> [WHAT IS NEEDED] Present all of the lines below as a Markdown table with the columns "No." and "Line", numbering each row and skipping blank lines. Leave the pictures out of the table.
══ PROVIDED INFORMATION ══
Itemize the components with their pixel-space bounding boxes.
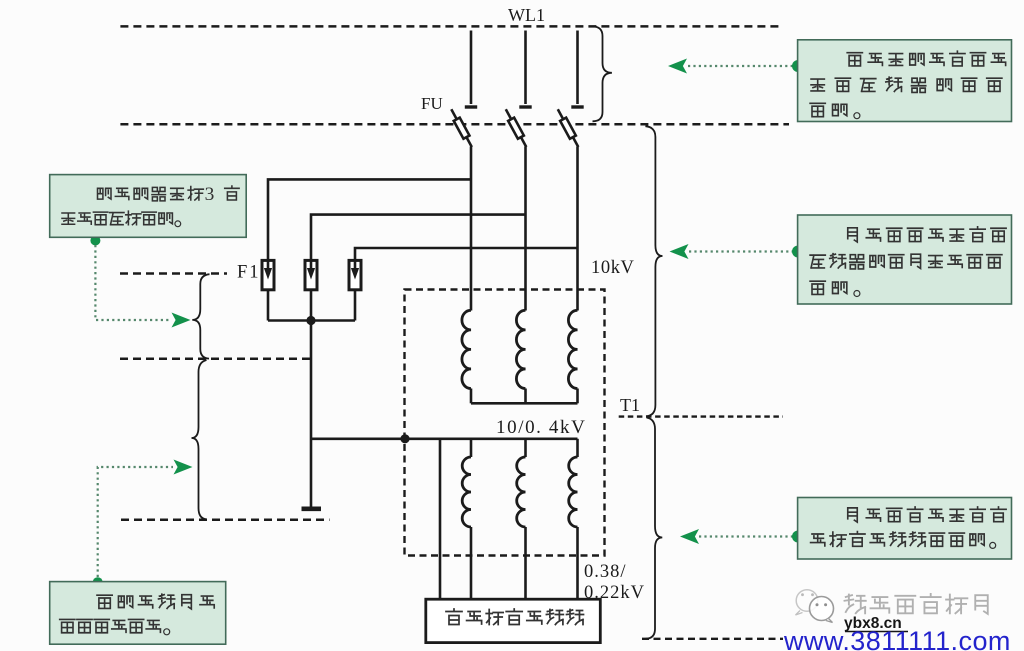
callout box right 1 text [810, 51, 1006, 118]
wire arrester 3 to earth bus [354, 291, 357, 321]
fuse FU phase B (drop-out cutout) [506, 109, 527, 147]
callout arrow left 1 [172, 313, 191, 328]
callout arrow right 2 [670, 244, 689, 259]
watermark url [783, 626, 1011, 651]
callout dotted link right 2 [689, 250, 795, 252]
watermark site name [845, 594, 988, 614]
bus fused feeder (dashed) [120, 123, 789, 126]
svg-text:10kV: 10kV [591, 258, 635, 278]
watermark wechat logo [796, 590, 834, 623]
callout arrow right 3 [680, 529, 699, 544]
junction dot arrester earth bus [306, 316, 315, 325]
brace high-voltage drop section [592, 26, 612, 121]
wire arrester earth bus [268, 319, 355, 322]
bottom dashed line [642, 638, 783, 640]
label 10kV [591, 258, 635, 278]
ground electrode bar [302, 506, 322, 511]
wire secondary winding C to LV box [576, 527, 579, 600]
wire drop phase A from WL1 [470, 31, 473, 105]
terminal bar phase C [571, 105, 583, 108]
brace high-voltage connection section [645, 126, 662, 416]
svg-text:0.38/: 0.38/ [584, 562, 627, 582]
left dashed line (line span 3) [121, 519, 330, 522]
svg-text:3: 3 [205, 184, 215, 205]
svg-text:FU: FU [421, 94, 443, 113]
wire arrester 1 tap [268, 179, 471, 259]
svg-text:www.3811111.com: www.3811111.com [783, 626, 1011, 651]
surge arrester F1-3 [349, 260, 361, 289]
left dashed line (line span 2) [120, 358, 310, 361]
wire secondary winding A to LV box [470, 527, 473, 600]
low-voltage distribution box [426, 599, 601, 642]
callout box right 3 [798, 498, 1012, 560]
callout dot left 2 [93, 577, 103, 587]
wire primary star bus [471, 402, 578, 405]
fuse FU label [421, 94, 443, 113]
wire earth down-lead [310, 321, 313, 507]
wire secondary neutral bus and earthing link [311, 437, 578, 440]
wire primary winding C to star bus [576, 389, 579, 404]
fuse FU phase A (drop-out cutout) [451, 109, 472, 147]
wire arrester 2 to earth bus [310, 291, 313, 321]
wire primary winding B to star bus [524, 389, 527, 404]
wire arrester 3 tap [355, 248, 578, 260]
net WL1 label [508, 5, 545, 25]
callout dotted link right 3 [699, 535, 795, 537]
watermark ybx8.cn [844, 615, 908, 632]
callout dotted link right 1 [688, 65, 795, 67]
transformer T1 label [620, 395, 640, 415]
callout arrow right 1 [668, 59, 687, 74]
callout dotted link left 2 [98, 467, 173, 577]
label 0.38/0.22kV [584, 562, 645, 603]
callout box right 3 text [811, 507, 1007, 548]
brace arrester connection span [192, 274, 209, 358]
transformer secondary winding phase C [569, 457, 578, 527]
left dashed line (line span 1) [120, 272, 227, 275]
wire secondary bus to winding C [576, 439, 579, 457]
terminal bar phase A [465, 105, 477, 108]
transformer primary winding phase B [516, 310, 525, 388]
svg-text:T1: T1 [620, 395, 640, 415]
label 10/0.4kV [496, 417, 586, 438]
wire arrester 2 tap [311, 215, 526, 260]
svg-text:WL1: WL1 [508, 5, 545, 25]
callout dot left 1 [90, 236, 100, 246]
arrester F1 label [237, 263, 261, 283]
callout box left 1 [50, 175, 247, 238]
transformer primary winding phase A [462, 310, 471, 388]
junction dot neutral-earth [400, 434, 409, 443]
callout dot right 1 [792, 60, 804, 72]
wire secondary bus to winding B [524, 439, 527, 457]
callout box right 1 [798, 40, 1012, 122]
transformer secondary winding phase A [462, 457, 471, 527]
wire drop phase C from WL1 [576, 31, 579, 105]
callout box right 2 [798, 215, 1012, 304]
callout box left 1 text [62, 184, 239, 227]
label LV distribution box text [446, 609, 584, 625]
transformer T1 enclosure (dashed) [405, 290, 605, 556]
callout box right 2 text [810, 227, 1006, 297]
wire primary winding A to star bus [470, 389, 473, 404]
wire phase A fuse to transformer [470, 147, 473, 311]
brace earthing span [192, 360, 207, 519]
T1 boundary dashed line [619, 415, 783, 417]
callout box left 2 text [60, 594, 215, 635]
callout box left 2 [50, 582, 226, 645]
callout dot right 3 [792, 531, 804, 543]
bus WL1 (high-voltage overhead line, dashed) [120, 25, 783, 28]
wire phase B fuse to transformer [524, 147, 527, 311]
svg-text:F1: F1 [237, 263, 261, 283]
wire phase C fuse to transformer [576, 147, 579, 311]
fuse FU phase C (drop-out cutout) [558, 109, 579, 147]
svg-text:10/0. 4kV: 10/0. 4kV [496, 417, 586, 438]
callout arrow left 2 [174, 460, 193, 475]
transformer secondary winding phase B [517, 457, 526, 527]
wire secondary winding B to LV box [524, 527, 527, 600]
wire drop phase B from WL1 [524, 31, 527, 105]
callout dot right 2 [792, 246, 804, 258]
wire secondary bus to winding A [470, 439, 473, 457]
surge arrester F1-2 [305, 260, 317, 289]
brace low-voltage connection section [646, 418, 663, 639]
callout dotted link left 1 [95, 245, 170, 320]
transformer primary winding phase C [568, 310, 577, 388]
wire arrester 1 to earth bus [267, 291, 270, 321]
surge arrester F1-1 [262, 260, 274, 289]
terminal bar phase B [519, 105, 531, 108]
wire neutral N to LV box [439, 439, 442, 600]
═══
> [EXERCISE OUTPUT]
| No. | Line |
|---|---|
| 1 | Itemize the components with their pixel-space bounding boxes. |
| 2 | callout box right 1 text [810, 51, 1006, 118] |
| 3 | wire arrester 3 to earth bus [354, 291, 357, 321] |
| 4 | fuse FU phase B (drop-out cutout) [506, 109, 527, 147] |
| 5 | callout arrow left 1 [172, 313, 191, 328] |
| 6 | callout arrow right 2 [670, 244, 689, 259] |
| 7 | watermark url [783, 626, 1011, 651] |
| 8 | callout dotted link right 2 [689, 250, 795, 252] |
| 9 | watermark site name [845, 594, 988, 614] |
| 10 | bus fused feeder (dashed) [120, 123, 789, 126] |
| 11 | svg-text:10kV: 10kV [591, 258, 635, 278] |
| 12 | watermark wechat logo [796, 590, 834, 623] |
| 13 | callout arrow right 3 [680, 529, 699, 544] |
| 14 | junction dot arrester earth bus [306, 316, 315, 325] |
| 15 | brace high-voltage drop section [592, 26, 612, 121] |
| 16 | wire arrester earth bus [268, 319, 355, 322] |
| 17 | bottom dashed line [642, 638, 783, 640] |
| 18 | label 10kV [591, 258, 635, 278] |
| 19 | ground electrode bar [302, 506, 322, 511] |
| 20 | wire secondary winding C to LV box [576, 527, 579, 600] |
| 21 | wire drop phase A from WL1 [470, 31, 473, 105] |
| 22 | terminal bar phase C [571, 105, 583, 108] |
| 23 | brace high-voltage connection section [645, 126, 662, 416] |
| 24 | svg-text:0.38/: 0.38/ [584, 562, 627, 582] |
| 25 | left dashed line (line span 3) [121, 519, 330, 522] |
| 26 | svg-text:3: 3 [205, 184, 215, 205] |
| 27 | svg-text:FU: FU [421, 94, 443, 113] |
| 28 | wire arrester 1 tap [268, 179, 471, 259] |
| 29 | svg-text:www.3811111.com: www.3811111.com [783, 626, 1011, 651] |
| 30 | surge arrester F1-3 [349, 260, 361, 289] |
| 31 | left dashed line (line span 2) [120, 358, 310, 361] |
| 32 | wire secondary winding A to LV box [470, 527, 473, 600] |
| 33 | low-voltage distribution box [426, 599, 601, 642] |
| 34 | callout box right 3 [798, 498, 1012, 560] |
| 35 | callout dot left 2 [93, 577, 103, 587] |
| 36 | wire primary star bus [471, 402, 578, 405] |
| 37 | fuse FU label [421, 94, 443, 113] |
| 38 | wire earth down-lead [310, 321, 313, 507] |
| 39 | wire secondary neutral bus and earthing link [311, 437, 578, 440] |
| 40 | wire primary winding C to star bus [576, 389, 579, 404] |
| 41 | fuse FU phase A (drop-out cutout) [451, 109, 472, 147] |
| 42 | wire arrester 2 to earth bus [310, 291, 313, 321] |
| 43 | wire primary winding B to star bus [524, 389, 527, 404] |
| 44 | wire arrester 3 tap [355, 248, 578, 260] |
| 45 | net WL1 label [508, 5, 545, 25] |
| 46 | callout dotted link right 3 [699, 535, 795, 537] |
| 47 | watermark ybx8.cn [844, 615, 908, 632] |
| 48 | callout dotted link right 1 [688, 65, 795, 67] |
| 49 | transformer T1 label [620, 395, 640, 415] |
| 50 | callout arrow right 1 [668, 59, 687, 74] |
| 51 | callout dotted link left 2 [98, 467, 173, 577] |
| 52 | label 0.38/0.22kV [584, 562, 645, 603] |
| 53 | callout box right 3 text [811, 507, 1007, 548] |
| 54 | brace arrester connection span [192, 274, 209, 358] |
| 55 | transformer secondary winding phase C [569, 457, 578, 527] |
| 56 | left dashed line (line span 1) [120, 272, 227, 275] |
| 57 | wire secondary bus to winding C [576, 439, 579, 457] |
| 58 | terminal bar phase A [465, 105, 477, 108] |
| 59 | transformer primary winding phase B [516, 310, 525, 388] |
| 60 | svg-text:T1: T1 [620, 395, 640, 415] |
| 61 | label 10/0.4kV [496, 417, 586, 438] |
| 62 | wire arrester 2 tap [311, 215, 526, 260] |
| 63 | svg-text:WL1: WL1 [508, 5, 545, 25] |
| 64 | callout dot left 1 [90, 236, 100, 246] |
| 65 | arrester F1 label [237, 263, 261, 283] |
| 66 | callout box left 1 [50, 175, 247, 238] |
| 67 | transformer primary winding phase A [462, 310, 471, 388] |
| 68 | junction dot neutral-earth [400, 434, 409, 443] |
| 69 | callout dot right 1 [792, 60, 804, 72] |
| 70 | wire secondary bus to winding B [524, 439, 527, 457] |
| 71 | callout box right 1 [798, 40, 1012, 122] |
| 72 | transformer secondary winding phase A [462, 457, 471, 527] |
| 73 | wire drop phase C from WL1 [576, 31, 579, 105] |
| 74 | callout box right 2 [798, 215, 1012, 304] |
| 75 | callout box left 1 text [62, 184, 239, 227] |
| 76 | label LV distribution box text [446, 609, 584, 625] |
| 77 | transformer T1 enclosure (dashed) [405, 290, 605, 556] |
| 78 | callout box right 2 text [810, 227, 1006, 297] |
| 79 | wire primary winding A to star bus [470, 389, 473, 404] |
| 80 | wire phase A fuse to transformer [470, 147, 473, 311] |
| 81 | brace earthing span [192, 360, 207, 519] |
| 82 | T1 boundary dashed line [619, 415, 783, 417] |
| 83 | callout box left 2 text [60, 594, 215, 635] |
| 84 | callout box left 2 [50, 582, 226, 645] |
| 85 | callout dot right 3 [792, 531, 804, 543] |
| 86 | bus WL1 (high-voltage overhead line, dashed) [120, 25, 783, 28] |
| 87 | wire phase B fuse to transformer [524, 147, 527, 311] |
| 88 | svg-text:F1: F1 [237, 263, 261, 283] |
| 89 | wire phase C fuse to transformer [576, 147, 579, 311] |
| 90 | fuse FU phase C (drop-out cutout) [558, 109, 579, 147] |
| 91 | svg-text:10/0. 4kV: 10/0. 4kV [496, 417, 586, 438] |
| 92 | callout arrow left 2 [174, 460, 193, 475] |
| 93 | transformer secondary winding phase B [517, 457, 526, 527] |
| 94 | wire secondary winding B to LV box [524, 527, 527, 600] |
| 95 | wire drop phase B from WL1 [524, 31, 527, 105] |
| 96 | callout dot right 2 [792, 246, 804, 258] |
| 97 | wire secondary bus to winding A [470, 439, 473, 457] |
| 98 | surge arrester F1-2 [305, 260, 317, 289] |
| 99 | brace low-voltage connection section [646, 418, 663, 639] |
| 100 | callout dotted link left 1 [95, 245, 170, 320] |
| 101 | transformer primary winding phase C [568, 310, 577, 388] |
| 102 | wire arrester 1 to earth bus [267, 291, 270, 321] |
| 103 | surge arrester F1-1 [262, 260, 274, 289] |
| 104 | terminal bar phase B [519, 105, 531, 108] |
| 105 | wire neutral N to LV box [439, 439, 442, 600] |